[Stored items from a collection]
════

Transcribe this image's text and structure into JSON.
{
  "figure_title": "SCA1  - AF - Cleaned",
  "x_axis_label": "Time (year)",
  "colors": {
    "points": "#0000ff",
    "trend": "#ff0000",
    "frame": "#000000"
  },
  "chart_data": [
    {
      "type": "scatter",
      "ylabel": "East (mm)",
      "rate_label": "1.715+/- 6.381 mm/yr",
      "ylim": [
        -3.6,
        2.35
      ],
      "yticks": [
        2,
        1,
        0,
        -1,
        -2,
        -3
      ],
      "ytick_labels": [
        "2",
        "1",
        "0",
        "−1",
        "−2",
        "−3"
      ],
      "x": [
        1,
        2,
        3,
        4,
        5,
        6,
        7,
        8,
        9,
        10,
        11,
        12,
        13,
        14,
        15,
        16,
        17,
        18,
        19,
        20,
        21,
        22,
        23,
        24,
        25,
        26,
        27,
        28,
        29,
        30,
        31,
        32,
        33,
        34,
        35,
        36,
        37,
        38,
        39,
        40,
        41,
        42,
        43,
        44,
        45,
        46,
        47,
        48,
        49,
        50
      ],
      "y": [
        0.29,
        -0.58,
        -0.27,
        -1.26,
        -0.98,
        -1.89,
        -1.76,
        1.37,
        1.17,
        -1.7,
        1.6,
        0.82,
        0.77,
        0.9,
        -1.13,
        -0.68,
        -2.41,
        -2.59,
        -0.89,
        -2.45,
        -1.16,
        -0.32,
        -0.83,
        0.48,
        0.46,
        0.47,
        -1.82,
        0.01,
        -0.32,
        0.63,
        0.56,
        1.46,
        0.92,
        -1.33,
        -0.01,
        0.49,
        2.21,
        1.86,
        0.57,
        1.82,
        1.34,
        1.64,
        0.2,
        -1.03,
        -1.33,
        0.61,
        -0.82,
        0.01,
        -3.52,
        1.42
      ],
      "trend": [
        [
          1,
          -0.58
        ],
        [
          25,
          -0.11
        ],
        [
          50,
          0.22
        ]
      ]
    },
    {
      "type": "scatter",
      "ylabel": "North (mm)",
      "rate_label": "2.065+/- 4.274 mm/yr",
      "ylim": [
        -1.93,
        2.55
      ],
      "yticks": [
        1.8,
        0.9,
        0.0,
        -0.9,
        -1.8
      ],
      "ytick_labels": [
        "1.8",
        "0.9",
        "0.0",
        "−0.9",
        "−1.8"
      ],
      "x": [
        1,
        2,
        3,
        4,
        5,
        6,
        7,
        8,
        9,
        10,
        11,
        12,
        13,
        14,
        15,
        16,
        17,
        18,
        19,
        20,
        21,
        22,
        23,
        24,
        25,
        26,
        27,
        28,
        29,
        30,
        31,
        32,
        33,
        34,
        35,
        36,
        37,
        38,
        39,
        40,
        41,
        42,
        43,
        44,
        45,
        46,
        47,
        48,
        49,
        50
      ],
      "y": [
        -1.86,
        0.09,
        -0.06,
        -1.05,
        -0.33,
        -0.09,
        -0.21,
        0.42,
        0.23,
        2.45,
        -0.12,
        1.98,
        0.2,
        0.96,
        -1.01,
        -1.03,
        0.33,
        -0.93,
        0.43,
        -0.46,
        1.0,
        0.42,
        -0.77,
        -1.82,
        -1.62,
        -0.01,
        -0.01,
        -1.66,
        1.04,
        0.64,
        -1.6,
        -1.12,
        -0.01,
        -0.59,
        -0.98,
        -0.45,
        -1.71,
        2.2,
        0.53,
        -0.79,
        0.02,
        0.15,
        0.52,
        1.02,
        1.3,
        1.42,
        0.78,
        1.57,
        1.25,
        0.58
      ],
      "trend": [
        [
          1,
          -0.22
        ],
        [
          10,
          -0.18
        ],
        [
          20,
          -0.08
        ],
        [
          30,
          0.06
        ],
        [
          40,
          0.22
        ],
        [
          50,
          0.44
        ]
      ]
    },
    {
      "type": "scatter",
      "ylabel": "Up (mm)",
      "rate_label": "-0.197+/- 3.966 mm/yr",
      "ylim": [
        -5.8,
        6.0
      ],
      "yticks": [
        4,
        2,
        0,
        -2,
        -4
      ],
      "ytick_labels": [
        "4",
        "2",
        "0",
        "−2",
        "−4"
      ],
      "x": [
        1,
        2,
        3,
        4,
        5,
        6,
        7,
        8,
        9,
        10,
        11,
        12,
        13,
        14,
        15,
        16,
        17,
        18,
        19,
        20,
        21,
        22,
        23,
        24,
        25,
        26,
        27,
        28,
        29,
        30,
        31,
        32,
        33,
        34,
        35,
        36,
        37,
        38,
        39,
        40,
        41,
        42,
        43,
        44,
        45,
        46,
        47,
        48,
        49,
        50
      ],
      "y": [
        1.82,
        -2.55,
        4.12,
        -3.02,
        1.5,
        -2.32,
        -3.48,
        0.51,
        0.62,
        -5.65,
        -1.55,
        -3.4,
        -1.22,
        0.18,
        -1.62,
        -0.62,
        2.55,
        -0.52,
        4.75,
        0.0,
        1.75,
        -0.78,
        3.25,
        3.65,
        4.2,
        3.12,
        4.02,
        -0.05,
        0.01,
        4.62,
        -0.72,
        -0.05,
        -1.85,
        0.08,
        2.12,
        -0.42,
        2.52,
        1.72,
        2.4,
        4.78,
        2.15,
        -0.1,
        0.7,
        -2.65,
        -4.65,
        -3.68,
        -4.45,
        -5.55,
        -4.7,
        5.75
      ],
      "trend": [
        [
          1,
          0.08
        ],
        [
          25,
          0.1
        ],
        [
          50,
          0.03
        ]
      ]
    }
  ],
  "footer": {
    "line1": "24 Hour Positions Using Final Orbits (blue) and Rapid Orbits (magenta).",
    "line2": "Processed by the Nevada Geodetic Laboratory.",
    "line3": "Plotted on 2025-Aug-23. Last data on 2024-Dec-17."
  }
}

════

Reproduce each line verbatim.

Full output:
Transcribe this image's text and structure into JSON.
{
  "figure_title": "SCA1  - AF - Cleaned",
  "x_axis_label": "Time (year)",
  "colors": {
    "points": "#0000ff",
    "trend": "#ff0000",
    "frame": "#000000"
  },
  "chart_data": [
    {
      "type": "scatter",
      "ylabel": "East (mm)",
      "rate_label": "1.715+/- 6.381 mm/yr",
      "ylim": [
        -3.6,
        2.35
      ],
      "yticks": [
        2,
        1,
        0,
        -1,
        -2,
        -3
      ],
      "ytick_labels": [
        "2",
        "1",
        "0",
        "−1",
        "−2",
        "−3"
      ],
      "x": [
        1,
        2,
        3,
        4,
        5,
        6,
        7,
        8,
        9,
        10,
        11,
        12,
        13,
        14,
        15,
        16,
        17,
        18,
        19,
        20,
        21,
        22,
        23,
        24,
        25,
        26,
        27,
        28,
        29,
        30,
        31,
        32,
        33,
        34,
        35,
        36,
        37,
        38,
        39,
        40,
        41,
        42,
        43,
        44,
        45,
        46,
        47,
        48,
        49,
        50
      ],
      "y": [
        0.29,
        -0.58,
        -0.27,
        -1.26,
        -0.98,
        -1.89,
        -1.76,
        1.37,
        1.17,
        -1.7,
        1.6,
        0.82,
        0.77,
        0.9,
        -1.13,
        -0.68,
        -2.41,
        -2.59,
        -0.89,
        -2.45,
        -1.16,
        -0.32,
        -0.83,
        0.48,
        0.46,
        0.47,
        -1.82,
        0.01,
        -0.32,
        0.63,
        0.56,
        1.46,
        0.92,
        -1.33,
        -0.01,
        0.49,
        2.21,
        1.86,
        0.57,
        1.82,
        1.34,
        1.64,
        0.2,
        -1.03,
        -1.33,
        0.61,
        -0.82,
        0.01,
        -3.52,
        1.42
      ],
      "trend": [
        [
          1,
          -0.58
        ],
        [
          25,
          -0.11
        ],
        [
          50,
          0.22
        ]
      ]
    },
    {
      "type": "scatter",
      "ylabel": "North (mm)",
      "rate_label": "2.065+/- 4.274 mm/yr",
      "ylim": [
        -1.93,
        2.55
      ],
      "yticks": [
        1.8,
        0.9,
        0.0,
        -0.9,
        -1.8
      ],
      "ytick_labels": [
        "1.8",
        "0.9",
        "0.0",
        "−0.9",
        "−1.8"
      ],
      "x": [
        1,
        2,
        3,
        4,
        5,
        6,
        7,
        8,
        9,
        10,
        11,
        12,
        13,
        14,
        15,
        16,
        17,
        18,
        19,
        20,
        21,
        22,
        23,
        24,
        25,
        26,
        27,
        28,
        29,
        30,
        31,
        32,
        33,
        34,
        35,
        36,
        37,
        38,
        39,
        40,
        41,
        42,
        43,
        44,
        45,
        46,
        47,
        48,
        49,
        50
      ],
      "y": [
        -1.86,
        0.09,
        -0.06,
        -1.05,
        -0.33,
        -0.09,
        -0.21,
        0.42,
        0.23,
        2.45,
        -0.12,
        1.98,
        0.2,
        0.96,
        -1.01,
        -1.03,
        0.33,
        -0.93,
        0.43,
        -0.46,
        1.0,
        0.42,
        -0.77,
        -1.82,
        -1.62,
        -0.01,
        -0.01,
        -1.66,
        1.04,
        0.64,
        -1.6,
        -1.12,
        -0.01,
        -0.59,
        -0.98,
        -0.45,
        -1.71,
        2.2,
        0.53,
        -0.79,
        0.02,
        0.15,
        0.52,
        1.02,
        1.3,
        1.42,
        0.78,
        1.57,
        1.25,
        0.58
      ],
      "trend": [
        [
          1,
          -0.22
        ],
        [
          10,
          -0.18
        ],
        [
          20,
          -0.08
        ],
        [
          30,
          0.06
        ],
        [
          40,
          0.22
        ],
        [
          50,
          0.44
        ]
      ]
    },
    {
      "type": "scatter",
      "ylabel": "Up (mm)",
      "rate_label": "-0.197+/- 3.966 mm/yr",
      "ylim": [
        -5.8,
        6.0
      ],
      "yticks": [
        4,
        2,
        0,
        -2,
        -4
      ],
      "ytick_labels": [
        "4",
        "2",
        "0",
        "−2",
        "−4"
      ],
      "x": [
        1,
        2,
        3,
        4,
        5,
        6,
        7,
        8,
        9,
        10,
        11,
        12,
        13,
        14,
        15,
        16,
        17,
        18,
        19,
        20,
        21,
        22,
        23,
        24,
        25,
        26,
        27,
        28,
        29,
        30,
        31,
        32,
        33,
        34,
        35,
        36,
        37,
        38,
        39,
        40,
        41,
        42,
        43,
        44,
        45,
        46,
        47,
        48,
        49,
        50
      ],
      "y": [
        1.82,
        -2.55,
        4.12,
        -3.02,
        1.5,
        -2.32,
        -3.48,
        0.51,
        0.62,
        -5.65,
        -1.55,
        -3.4,
        -1.22,
        0.18,
        -1.62,
        -0.62,
        2.55,
        -0.52,
        4.75,
        0.0,
        1.75,
        -0.78,
        3.25,
        3.65,
        4.2,
        3.12,
        4.02,
        -0.05,
        0.01,
        4.62,
        -0.72,
        -0.05,
        -1.85,
        0.08,
        2.12,
        -0.42,
        2.52,
        1.72,
        2.4,
        4.78,
        2.15,
        -0.1,
        0.7,
        -2.65,
        -4.65,
        -3.68,
        -4.45,
        -5.55,
        -4.7,
        5.75
      ],
      "trend": [
        [
          1,
          0.08
        ],
        [
          25,
          0.1
        ],
        [
          50,
          0.03
        ]
      ]
    }
  ],
  "footer": {
    "line1": "24 Hour Positions Using Final Orbits (blue) and Rapid Orbits (magenta).",
    "line2": "Processed by the Nevada Geodetic Laboratory.",
    "line3": "Plotted on 2025-Aug-23. Last data on 2024-Dec-17."
  }
}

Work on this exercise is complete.